Collected data entries:
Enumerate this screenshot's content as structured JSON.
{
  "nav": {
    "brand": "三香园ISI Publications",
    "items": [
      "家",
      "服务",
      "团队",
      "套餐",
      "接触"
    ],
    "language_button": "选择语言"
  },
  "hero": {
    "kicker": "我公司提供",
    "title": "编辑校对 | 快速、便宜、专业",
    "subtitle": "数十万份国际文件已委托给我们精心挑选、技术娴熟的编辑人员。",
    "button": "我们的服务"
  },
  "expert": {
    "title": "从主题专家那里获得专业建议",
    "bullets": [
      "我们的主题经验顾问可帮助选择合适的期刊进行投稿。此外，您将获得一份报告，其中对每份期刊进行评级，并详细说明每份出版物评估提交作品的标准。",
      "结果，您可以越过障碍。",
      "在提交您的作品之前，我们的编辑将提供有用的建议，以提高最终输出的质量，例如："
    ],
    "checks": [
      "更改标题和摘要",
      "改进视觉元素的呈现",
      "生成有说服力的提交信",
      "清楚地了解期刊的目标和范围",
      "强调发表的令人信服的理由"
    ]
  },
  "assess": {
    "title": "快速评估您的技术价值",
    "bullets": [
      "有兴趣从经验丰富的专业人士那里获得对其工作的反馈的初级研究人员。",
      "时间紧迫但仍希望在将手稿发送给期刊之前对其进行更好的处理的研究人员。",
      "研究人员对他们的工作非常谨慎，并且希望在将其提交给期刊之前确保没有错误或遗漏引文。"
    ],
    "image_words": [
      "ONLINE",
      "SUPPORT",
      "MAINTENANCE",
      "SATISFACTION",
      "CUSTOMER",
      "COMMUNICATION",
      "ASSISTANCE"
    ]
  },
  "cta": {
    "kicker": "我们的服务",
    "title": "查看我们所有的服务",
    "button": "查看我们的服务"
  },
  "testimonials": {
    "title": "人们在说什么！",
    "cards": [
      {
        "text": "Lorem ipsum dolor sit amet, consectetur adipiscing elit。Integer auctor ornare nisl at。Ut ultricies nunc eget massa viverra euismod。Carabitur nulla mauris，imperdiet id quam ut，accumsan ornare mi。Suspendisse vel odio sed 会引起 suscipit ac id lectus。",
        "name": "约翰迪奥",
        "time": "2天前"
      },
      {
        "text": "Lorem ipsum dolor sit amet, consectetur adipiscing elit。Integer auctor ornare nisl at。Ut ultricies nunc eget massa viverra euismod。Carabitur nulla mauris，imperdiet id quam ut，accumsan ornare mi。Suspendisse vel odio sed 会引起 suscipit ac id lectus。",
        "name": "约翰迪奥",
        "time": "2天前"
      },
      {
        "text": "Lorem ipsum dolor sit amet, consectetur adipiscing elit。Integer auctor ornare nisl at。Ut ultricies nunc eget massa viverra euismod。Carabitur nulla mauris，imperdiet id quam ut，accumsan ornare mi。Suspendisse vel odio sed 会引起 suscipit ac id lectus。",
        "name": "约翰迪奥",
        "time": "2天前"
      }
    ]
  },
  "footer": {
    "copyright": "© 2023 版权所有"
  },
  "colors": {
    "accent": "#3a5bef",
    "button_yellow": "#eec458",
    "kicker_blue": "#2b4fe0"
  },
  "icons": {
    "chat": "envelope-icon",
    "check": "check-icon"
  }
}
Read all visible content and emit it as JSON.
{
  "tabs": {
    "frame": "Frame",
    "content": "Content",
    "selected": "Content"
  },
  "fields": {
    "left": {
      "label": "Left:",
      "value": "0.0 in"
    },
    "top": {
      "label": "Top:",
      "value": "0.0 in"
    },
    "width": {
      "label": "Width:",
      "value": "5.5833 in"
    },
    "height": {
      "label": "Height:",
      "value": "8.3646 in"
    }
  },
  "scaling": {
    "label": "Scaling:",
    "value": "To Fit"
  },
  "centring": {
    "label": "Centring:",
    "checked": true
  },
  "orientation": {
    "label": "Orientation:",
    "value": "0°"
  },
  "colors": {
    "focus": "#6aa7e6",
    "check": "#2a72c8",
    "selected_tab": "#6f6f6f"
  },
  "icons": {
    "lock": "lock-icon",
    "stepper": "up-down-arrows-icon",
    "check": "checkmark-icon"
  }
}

▶ TASK TO COMPLETE
Retype the records that precede this task, keeping them exactly the same.

▶ RESPONSE
Enumerate this screenshot's content as structured JSON.
{
  "nav": {
    "brand": "三香园ISI Publications",
    "items": [
      "家",
      "服务",
      "团队",
      "套餐",
      "接触"
    ],
    "language_button": "选择语言"
  },
  "hero": {
    "kicker": "我公司提供",
    "title": "编辑校对 | 快速、便宜、专业",
    "subtitle": "数十万份国际文件已委托给我们精心挑选、技术娴熟的编辑人员。",
    "button": "我们的服务"
  },
  "expert": {
    "title": "从主题专家那里获得专业建议",
    "bullets": [
      "我们的主题经验顾问可帮助选择合适的期刊进行投稿。此外，您将获得一份报告，其中对每份期刊进行评级，并详细说明每份出版物评估提交作品的标准。",
      "结果，您可以越过障碍。",
      "在提交您的作品之前，我们的编辑将提供有用的建议，以提高最终输出的质量，例如："
    ],
    "checks": [
      "更改标题和摘要",
      "改进视觉元素的呈现",
      "生成有说服力的提交信",
      "清楚地了解期刊的目标和范围",
      "强调发表的令人信服的理由"
    ]
  },
  "assess": {
    "title": "快速评估您的技术价值",
    "bullets": [
      "有兴趣从经验丰富的专业人士那里获得对其工作的反馈的初级研究人员。",
      "时间紧迫但仍希望在将手稿发送给期刊之前对其进行更好的处理的研究人员。",
      "研究人员对他们的工作非常谨慎，并且希望在将其提交给期刊之前确保没有错误或遗漏引文。"
    ],
    "image_words": [
      "ONLINE",
      "SUPPORT",
      "MAINTENANCE",
      "SATISFACTION",
      "CUSTOMER",
      "COMMUNICATION",
      "ASSISTANCE"
    ]
  },
  "cta": {
    "kicker": "我们的服务",
    "title": "查看我们所有的服务",
    "button": "查看我们的服务"
  },
  "testimonials": {
    "title": "人们在说什么！",
    "cards": [
      {
        "text": "Lorem ipsum dolor sit amet, consectetur adipiscing elit。Integer auctor ornare nisl at。Ut ultricies nunc eget massa viverra euismod。Carabitur nulla mauris，imperdiet id quam ut，accumsan ornare mi。Suspendisse vel odio sed 会引起 suscipit ac id lectus。",
        "name": "约翰迪奥",
        "time": "2天前"
      },
      {
        "text": "Lorem ipsum dolor sit amet, consectetur adipiscing elit。Integer auctor ornare nisl at。Ut ultricies nunc eget massa viverra euismod。Carabitur nulla mauris，imperdiet id quam ut，accumsan ornare mi。Suspendisse vel odio sed 会引起 suscipit ac id lectus。",
        "name": "约翰迪奥",
        "time": "2天前"
      },
      {
        "text": "Lorem ipsum dolor sit amet, consectetur adipiscing elit。Integer auctor ornare nisl at。Ut ultricies nunc eget massa viverra euismod。Carabitur nulla mauris，imperdiet id quam ut，accumsan ornare mi。Suspendisse vel odio sed 会引起 suscipit ac id lectus。",
        "name": "约翰迪奥",
        "time": "2天前"
      }
    ]
  },
  "footer": {
    "copyright": "© 2023 版权所有"
  },
  "colors": {
    "accent": "#3a5bef",
    "button_yellow": "#eec458",
    "kicker_blue": "#2b4fe0"
  },
  "icons": {
    "chat": "envelope-icon",
    "check": "check-icon"
  }
}
Read all visible content and emit it as JSON.
{
  "tabs": {
    "frame": "Frame",
    "content": "Content",
    "selected": "Content"
  },
  "fields": {
    "left": {
      "label": "Left:",
      "value": "0.0 in"
    },
    "top": {
      "label": "Top:",
      "value": "0.0 in"
    },
    "width": {
      "label": "Width:",
      "value": "5.5833 in"
    },
    "height": {
      "label": "Height:",
      "value": "8.3646 in"
    }
  },
  "scaling": {
    "label": "Scaling:",
    "value": "To Fit"
  },
  "centring": {
    "label": "Centring:",
    "checked": true
  },
  "orientation": {
    "label": "Orientation:",
    "value": "0°"
  },
  "colors": {
    "focus": "#6aa7e6",
    "check": "#2a72c8",
    "selected_tab": "#6f6f6f"
  },
  "icons": {
    "lock": "lock-icon",
    "stepper": "up-down-arrows-icon",
    "check": "checkmark-icon"
  }
}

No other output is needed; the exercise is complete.